_WHAT IS BEING ASKED_: Copy the lines below word for word, keeping every character and the line order unchanged.

_SUPPLIED RECORDS_:
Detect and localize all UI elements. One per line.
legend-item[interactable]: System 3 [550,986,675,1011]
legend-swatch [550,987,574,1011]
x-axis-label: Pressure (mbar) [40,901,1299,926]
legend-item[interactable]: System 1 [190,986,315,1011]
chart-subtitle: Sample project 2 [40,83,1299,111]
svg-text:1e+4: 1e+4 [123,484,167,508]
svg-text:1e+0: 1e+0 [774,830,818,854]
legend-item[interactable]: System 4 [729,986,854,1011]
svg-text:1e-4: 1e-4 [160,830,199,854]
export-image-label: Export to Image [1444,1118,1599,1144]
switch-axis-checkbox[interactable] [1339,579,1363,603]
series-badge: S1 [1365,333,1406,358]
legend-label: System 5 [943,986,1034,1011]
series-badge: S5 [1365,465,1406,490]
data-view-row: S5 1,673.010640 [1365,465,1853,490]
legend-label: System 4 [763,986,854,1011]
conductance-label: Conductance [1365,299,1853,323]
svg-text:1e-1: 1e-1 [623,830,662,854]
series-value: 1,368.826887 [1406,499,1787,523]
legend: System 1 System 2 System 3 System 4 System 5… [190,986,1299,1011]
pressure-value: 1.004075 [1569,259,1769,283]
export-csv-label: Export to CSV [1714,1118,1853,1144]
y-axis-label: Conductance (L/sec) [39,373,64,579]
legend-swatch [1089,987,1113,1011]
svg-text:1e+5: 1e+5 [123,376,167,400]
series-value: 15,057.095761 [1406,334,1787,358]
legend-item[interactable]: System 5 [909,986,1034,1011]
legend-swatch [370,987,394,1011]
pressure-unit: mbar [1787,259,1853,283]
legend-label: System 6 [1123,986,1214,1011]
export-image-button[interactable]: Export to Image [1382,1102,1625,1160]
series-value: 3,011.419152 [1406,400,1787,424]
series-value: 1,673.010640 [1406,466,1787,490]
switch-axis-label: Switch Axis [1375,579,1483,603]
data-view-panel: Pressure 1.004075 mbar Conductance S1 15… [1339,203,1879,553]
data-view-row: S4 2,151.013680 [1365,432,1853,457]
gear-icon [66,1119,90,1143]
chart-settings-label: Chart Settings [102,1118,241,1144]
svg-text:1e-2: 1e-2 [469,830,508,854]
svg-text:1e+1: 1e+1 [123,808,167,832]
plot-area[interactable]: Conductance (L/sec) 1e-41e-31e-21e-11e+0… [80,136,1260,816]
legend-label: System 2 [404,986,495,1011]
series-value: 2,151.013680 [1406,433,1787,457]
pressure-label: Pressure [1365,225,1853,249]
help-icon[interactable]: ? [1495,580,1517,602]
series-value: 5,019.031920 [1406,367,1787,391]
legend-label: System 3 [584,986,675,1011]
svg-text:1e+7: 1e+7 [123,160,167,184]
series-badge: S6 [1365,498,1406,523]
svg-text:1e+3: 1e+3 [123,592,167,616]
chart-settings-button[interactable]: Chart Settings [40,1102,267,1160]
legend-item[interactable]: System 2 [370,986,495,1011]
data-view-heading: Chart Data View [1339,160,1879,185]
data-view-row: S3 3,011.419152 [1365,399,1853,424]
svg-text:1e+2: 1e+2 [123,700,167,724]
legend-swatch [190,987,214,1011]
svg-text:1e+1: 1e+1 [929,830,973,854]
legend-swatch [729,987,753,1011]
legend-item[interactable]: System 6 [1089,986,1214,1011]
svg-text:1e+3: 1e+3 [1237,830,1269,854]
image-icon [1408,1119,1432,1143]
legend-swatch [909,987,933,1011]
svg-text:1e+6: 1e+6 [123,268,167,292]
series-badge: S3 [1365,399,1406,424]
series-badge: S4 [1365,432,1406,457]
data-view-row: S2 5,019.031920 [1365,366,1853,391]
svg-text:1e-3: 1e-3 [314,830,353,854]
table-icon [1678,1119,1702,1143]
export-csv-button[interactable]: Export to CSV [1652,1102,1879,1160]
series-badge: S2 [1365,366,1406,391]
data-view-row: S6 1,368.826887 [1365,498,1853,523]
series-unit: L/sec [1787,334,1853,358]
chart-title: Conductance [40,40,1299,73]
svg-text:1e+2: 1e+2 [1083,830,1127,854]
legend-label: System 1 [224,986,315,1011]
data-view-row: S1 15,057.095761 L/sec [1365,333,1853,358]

_SOLUTION TO THIS PROBLEM_:
Detect and localize all UI elements. One per line.
legend-item[interactable]: System 3 [550,986,675,1011]
legend-swatch [550,987,574,1011]
x-axis-label: Pressure (mbar) [40,901,1299,926]
legend-item[interactable]: System 1 [190,986,315,1011]
chart-subtitle: Sample project 2 [40,83,1299,111]
svg-text:1e+4: 1e+4 [123,484,167,508]
svg-text:1e+0: 1e+0 [774,830,818,854]
legend-item[interactable]: System 4 [729,986,854,1011]
svg-text:1e-4: 1e-4 [160,830,199,854]
export-image-label: Export to Image [1444,1118,1599,1144]
switch-axis-checkbox[interactable] [1339,579,1363,603]
series-badge: S1 [1365,333,1406,358]
legend-label: System 5 [943,986,1034,1011]
series-badge: S5 [1365,465,1406,490]
data-view-row: S5 1,673.010640 [1365,465,1853,490]
legend-label: System 4 [763,986,854,1011]
conductance-label: Conductance [1365,299,1853,323]
svg-text:1e-1: 1e-1 [623,830,662,854]
series-value: 1,368.826887 [1406,499,1787,523]
legend: System 1 System 2 System 3 System 4 System 5… [190,986,1299,1011]
pressure-value: 1.004075 [1569,259,1769,283]
export-csv-label: Export to CSV [1714,1118,1853,1144]
y-axis-label: Conductance (L/sec) [39,373,64,579]
legend-swatch [1089,987,1113,1011]
svg-text:1e+5: 1e+5 [123,376,167,400]
series-value: 15,057.095761 [1406,334,1787,358]
legend-item[interactable]: System 5 [909,986,1034,1011]
legend-swatch [370,987,394,1011]
pressure-unit: mbar [1787,259,1853,283]
legend-label: System 6 [1123,986,1214,1011]
export-image-button[interactable]: Export to Image [1382,1102,1625,1160]
series-value: 3,011.419152 [1406,400,1787,424]
series-value: 1,673.010640 [1406,466,1787,490]
switch-axis-label: Switch Axis [1375,579,1483,603]
data-view-panel: Pressure 1.004075 mbar Conductance S1 15… [1339,203,1879,553]
data-view-row: S4 2,151.013680 [1365,432,1853,457]
gear-icon [66,1119,90,1143]
chart-settings-label: Chart Settings [102,1118,241,1144]
svg-text:1e-2: 1e-2 [469,830,508,854]
svg-text:1e+1: 1e+1 [123,808,167,832]
plot-area[interactable]: Conductance (L/sec) 1e-41e-31e-21e-11e+0… [80,136,1260,816]
legend-label: System 2 [404,986,495,1011]
series-value: 2,151.013680 [1406,433,1787,457]
pressure-label: Pressure [1365,225,1853,249]
help-icon[interactable]: ? [1495,580,1517,602]
series-value: 5,019.031920 [1406,367,1787,391]
legend-label: System 3 [584,986,675,1011]
svg-text:1e+7: 1e+7 [123,160,167,184]
series-badge: S6 [1365,498,1406,523]
svg-text:1e+3: 1e+3 [123,592,167,616]
chart-settings-button[interactable]: Chart Settings [40,1102,267,1160]
legend-item[interactable]: System 2 [370,986,495,1011]
data-view-heading: Chart Data View [1339,160,1879,185]
data-view-row: S3 3,011.419152 [1365,399,1853,424]
svg-text:1e+2: 1e+2 [123,700,167,724]
legend-swatch [190,987,214,1011]
svg-text:1e+1: 1e+1 [929,830,973,854]
legend-swatch [729,987,753,1011]
legend-item[interactable]: System 6 [1089,986,1214,1011]
svg-text:1e+3: 1e+3 [1237,830,1269,854]
image-icon [1408,1119,1432,1143]
legend-swatch [909,987,933,1011]
svg-text:1e+6: 1e+6 [123,268,167,292]
series-badge: S3 [1365,399,1406,424]
series-badge: S4 [1365,432,1406,457]
data-view-row: S2 5,019.031920 [1365,366,1853,391]
svg-text:1e-3: 1e-3 [314,830,353,854]
table-icon [1678,1119,1702,1143]
export-csv-button[interactable]: Export to CSV [1652,1102,1879,1160]
series-badge: S2 [1365,366,1406,391]
data-view-row: S6 1,368.826887 [1365,498,1853,523]
series-unit: L/sec [1787,334,1853,358]
chart-title: Conductance [40,40,1299,73]
svg-text:1e+2: 1e+2 [1083,830,1127,854]
legend-label: System 1 [224,986,315,1011]
data-view-row: S1 15,057.095761 L/sec [1365,333,1853,358]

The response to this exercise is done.